SHORT EXERCISE: Pull out each line of the listing below that contains the string "axis".

EXCERPTED DATA:
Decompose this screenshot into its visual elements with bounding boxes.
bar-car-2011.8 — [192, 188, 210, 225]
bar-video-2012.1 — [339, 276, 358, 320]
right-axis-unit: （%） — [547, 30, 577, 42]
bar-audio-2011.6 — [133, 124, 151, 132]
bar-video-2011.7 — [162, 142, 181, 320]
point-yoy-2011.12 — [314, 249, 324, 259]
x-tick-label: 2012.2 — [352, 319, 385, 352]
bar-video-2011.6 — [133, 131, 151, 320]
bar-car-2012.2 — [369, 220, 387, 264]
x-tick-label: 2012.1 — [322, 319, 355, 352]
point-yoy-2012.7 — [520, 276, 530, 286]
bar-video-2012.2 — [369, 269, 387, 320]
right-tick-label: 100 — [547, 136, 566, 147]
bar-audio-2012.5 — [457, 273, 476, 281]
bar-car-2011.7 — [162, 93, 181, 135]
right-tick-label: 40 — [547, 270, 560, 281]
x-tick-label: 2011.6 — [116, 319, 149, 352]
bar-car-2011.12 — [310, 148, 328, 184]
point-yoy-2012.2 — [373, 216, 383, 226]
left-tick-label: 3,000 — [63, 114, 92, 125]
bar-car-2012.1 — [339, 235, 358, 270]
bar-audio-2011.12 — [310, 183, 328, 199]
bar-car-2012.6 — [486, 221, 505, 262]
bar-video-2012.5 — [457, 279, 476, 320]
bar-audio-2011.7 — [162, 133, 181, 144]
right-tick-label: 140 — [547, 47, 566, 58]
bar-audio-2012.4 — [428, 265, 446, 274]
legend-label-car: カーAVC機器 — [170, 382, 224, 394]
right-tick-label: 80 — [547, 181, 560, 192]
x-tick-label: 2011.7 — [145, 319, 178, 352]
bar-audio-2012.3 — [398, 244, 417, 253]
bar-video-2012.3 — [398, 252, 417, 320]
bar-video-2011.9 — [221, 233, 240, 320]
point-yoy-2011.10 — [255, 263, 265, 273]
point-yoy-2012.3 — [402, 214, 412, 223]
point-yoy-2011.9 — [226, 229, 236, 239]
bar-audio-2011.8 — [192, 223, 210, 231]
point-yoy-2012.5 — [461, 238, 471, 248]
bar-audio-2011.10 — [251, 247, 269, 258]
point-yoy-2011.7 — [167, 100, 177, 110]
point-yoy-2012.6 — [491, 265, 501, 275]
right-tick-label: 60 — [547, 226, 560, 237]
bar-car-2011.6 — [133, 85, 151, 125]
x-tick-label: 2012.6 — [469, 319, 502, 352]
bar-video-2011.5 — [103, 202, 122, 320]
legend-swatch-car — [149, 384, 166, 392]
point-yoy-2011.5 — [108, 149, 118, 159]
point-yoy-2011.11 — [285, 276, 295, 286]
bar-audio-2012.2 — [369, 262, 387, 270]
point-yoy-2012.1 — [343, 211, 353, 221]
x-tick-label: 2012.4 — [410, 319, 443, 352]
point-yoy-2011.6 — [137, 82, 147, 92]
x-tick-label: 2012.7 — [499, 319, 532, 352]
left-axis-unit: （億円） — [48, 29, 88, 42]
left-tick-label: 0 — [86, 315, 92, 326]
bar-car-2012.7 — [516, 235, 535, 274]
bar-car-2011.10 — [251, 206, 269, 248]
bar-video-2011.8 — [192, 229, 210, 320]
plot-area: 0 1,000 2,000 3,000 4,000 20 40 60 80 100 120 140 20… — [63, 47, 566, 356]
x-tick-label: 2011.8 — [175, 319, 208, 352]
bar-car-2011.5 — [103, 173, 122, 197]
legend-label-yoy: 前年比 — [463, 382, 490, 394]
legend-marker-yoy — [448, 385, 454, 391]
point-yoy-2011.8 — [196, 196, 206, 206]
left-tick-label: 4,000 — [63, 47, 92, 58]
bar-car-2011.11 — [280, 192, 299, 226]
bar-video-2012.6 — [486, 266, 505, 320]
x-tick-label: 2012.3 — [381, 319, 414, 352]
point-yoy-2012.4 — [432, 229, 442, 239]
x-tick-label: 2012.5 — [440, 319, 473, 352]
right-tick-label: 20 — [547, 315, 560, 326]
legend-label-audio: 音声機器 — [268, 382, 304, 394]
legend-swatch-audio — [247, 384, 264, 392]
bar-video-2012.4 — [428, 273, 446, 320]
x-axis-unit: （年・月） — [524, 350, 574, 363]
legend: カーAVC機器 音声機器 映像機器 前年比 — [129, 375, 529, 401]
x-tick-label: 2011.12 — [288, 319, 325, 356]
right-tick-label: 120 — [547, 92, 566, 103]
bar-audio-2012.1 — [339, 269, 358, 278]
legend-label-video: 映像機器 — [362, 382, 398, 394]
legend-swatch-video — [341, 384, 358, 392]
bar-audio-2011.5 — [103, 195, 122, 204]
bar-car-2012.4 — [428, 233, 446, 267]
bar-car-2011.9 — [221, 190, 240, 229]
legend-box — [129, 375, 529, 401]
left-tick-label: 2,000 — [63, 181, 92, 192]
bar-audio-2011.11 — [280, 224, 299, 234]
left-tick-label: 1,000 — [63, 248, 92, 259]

THE OUTPUT:
right-axis-unit: （%） — [547, 30, 577, 42]
left-axis-unit: （億円） — [48, 29, 88, 42]
x-axis-unit: （年・月） — [524, 350, 574, 363]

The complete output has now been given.